*The request:* List each line in which the string "text" appears.
--- Entries ---
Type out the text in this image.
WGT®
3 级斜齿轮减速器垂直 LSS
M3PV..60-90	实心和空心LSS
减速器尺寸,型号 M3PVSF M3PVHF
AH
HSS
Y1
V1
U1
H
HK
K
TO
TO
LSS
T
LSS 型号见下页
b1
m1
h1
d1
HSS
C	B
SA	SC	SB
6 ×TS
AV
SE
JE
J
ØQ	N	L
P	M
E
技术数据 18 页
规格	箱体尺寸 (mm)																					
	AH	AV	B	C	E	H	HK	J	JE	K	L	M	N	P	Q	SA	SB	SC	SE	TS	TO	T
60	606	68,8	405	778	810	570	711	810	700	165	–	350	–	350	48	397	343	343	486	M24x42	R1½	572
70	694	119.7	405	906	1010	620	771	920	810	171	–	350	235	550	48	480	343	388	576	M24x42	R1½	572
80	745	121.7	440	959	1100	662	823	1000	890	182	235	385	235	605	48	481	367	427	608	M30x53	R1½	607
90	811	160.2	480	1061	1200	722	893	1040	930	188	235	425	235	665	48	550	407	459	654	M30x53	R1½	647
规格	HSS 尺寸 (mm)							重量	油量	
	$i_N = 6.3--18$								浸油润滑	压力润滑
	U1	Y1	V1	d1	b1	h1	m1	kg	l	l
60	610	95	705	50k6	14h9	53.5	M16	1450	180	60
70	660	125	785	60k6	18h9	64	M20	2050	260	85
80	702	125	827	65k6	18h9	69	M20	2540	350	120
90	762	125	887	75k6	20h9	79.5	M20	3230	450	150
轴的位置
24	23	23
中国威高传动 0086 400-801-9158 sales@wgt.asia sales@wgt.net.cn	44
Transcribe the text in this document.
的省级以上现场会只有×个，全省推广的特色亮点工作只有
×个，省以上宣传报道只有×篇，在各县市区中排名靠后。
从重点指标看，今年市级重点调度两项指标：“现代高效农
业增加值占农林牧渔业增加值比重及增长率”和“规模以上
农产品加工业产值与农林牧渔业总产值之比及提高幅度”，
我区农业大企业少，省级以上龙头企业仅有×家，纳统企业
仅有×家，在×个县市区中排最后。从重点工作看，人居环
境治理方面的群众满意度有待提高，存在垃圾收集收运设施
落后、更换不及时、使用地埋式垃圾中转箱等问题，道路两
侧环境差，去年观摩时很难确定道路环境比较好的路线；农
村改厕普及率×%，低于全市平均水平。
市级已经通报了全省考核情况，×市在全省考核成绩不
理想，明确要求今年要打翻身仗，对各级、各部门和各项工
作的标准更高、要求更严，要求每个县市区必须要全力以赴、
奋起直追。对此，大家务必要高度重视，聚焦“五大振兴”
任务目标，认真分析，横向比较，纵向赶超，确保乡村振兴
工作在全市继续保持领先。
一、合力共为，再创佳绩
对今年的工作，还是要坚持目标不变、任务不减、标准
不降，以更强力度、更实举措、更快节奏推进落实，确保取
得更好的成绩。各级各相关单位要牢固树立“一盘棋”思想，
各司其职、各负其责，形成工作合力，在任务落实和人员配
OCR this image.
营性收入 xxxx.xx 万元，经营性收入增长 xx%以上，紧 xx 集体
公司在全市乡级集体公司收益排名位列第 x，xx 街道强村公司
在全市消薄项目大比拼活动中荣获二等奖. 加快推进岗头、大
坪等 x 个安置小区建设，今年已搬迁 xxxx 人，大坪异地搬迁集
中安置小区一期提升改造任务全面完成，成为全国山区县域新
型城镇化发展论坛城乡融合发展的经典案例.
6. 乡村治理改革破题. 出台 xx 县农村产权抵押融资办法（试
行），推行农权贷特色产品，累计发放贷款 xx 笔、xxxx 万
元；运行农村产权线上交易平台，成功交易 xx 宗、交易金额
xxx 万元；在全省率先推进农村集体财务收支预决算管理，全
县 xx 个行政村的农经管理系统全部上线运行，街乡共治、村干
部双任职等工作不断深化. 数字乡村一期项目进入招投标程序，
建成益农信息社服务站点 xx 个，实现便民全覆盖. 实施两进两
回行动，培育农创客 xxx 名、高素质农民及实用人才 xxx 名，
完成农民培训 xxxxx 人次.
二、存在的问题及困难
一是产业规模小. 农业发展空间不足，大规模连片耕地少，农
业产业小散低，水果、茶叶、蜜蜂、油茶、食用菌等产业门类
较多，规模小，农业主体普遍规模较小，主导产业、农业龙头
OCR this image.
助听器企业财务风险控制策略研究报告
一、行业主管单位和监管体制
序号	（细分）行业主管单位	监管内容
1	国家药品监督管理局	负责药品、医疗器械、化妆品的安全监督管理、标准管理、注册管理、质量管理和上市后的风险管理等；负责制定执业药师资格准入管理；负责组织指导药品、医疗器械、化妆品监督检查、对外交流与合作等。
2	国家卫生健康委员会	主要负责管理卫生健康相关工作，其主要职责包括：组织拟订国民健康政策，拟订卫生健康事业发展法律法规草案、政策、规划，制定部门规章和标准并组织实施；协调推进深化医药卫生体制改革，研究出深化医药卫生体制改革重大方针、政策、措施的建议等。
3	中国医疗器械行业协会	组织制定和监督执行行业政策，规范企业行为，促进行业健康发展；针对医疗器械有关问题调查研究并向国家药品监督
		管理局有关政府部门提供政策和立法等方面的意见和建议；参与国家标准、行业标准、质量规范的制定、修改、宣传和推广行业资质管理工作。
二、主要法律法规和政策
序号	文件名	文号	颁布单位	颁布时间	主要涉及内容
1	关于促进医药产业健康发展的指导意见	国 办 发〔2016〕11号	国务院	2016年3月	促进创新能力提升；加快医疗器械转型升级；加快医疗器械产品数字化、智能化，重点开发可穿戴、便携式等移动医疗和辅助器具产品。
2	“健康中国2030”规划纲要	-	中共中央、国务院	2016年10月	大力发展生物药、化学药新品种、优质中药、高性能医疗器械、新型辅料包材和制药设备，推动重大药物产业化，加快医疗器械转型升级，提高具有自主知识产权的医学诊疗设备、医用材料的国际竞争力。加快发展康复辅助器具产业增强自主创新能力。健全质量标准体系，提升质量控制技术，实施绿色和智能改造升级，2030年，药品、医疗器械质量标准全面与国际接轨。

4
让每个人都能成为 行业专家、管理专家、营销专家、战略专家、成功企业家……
---
*The response:*
Type out the text in this image.
Transcribe the text in this document.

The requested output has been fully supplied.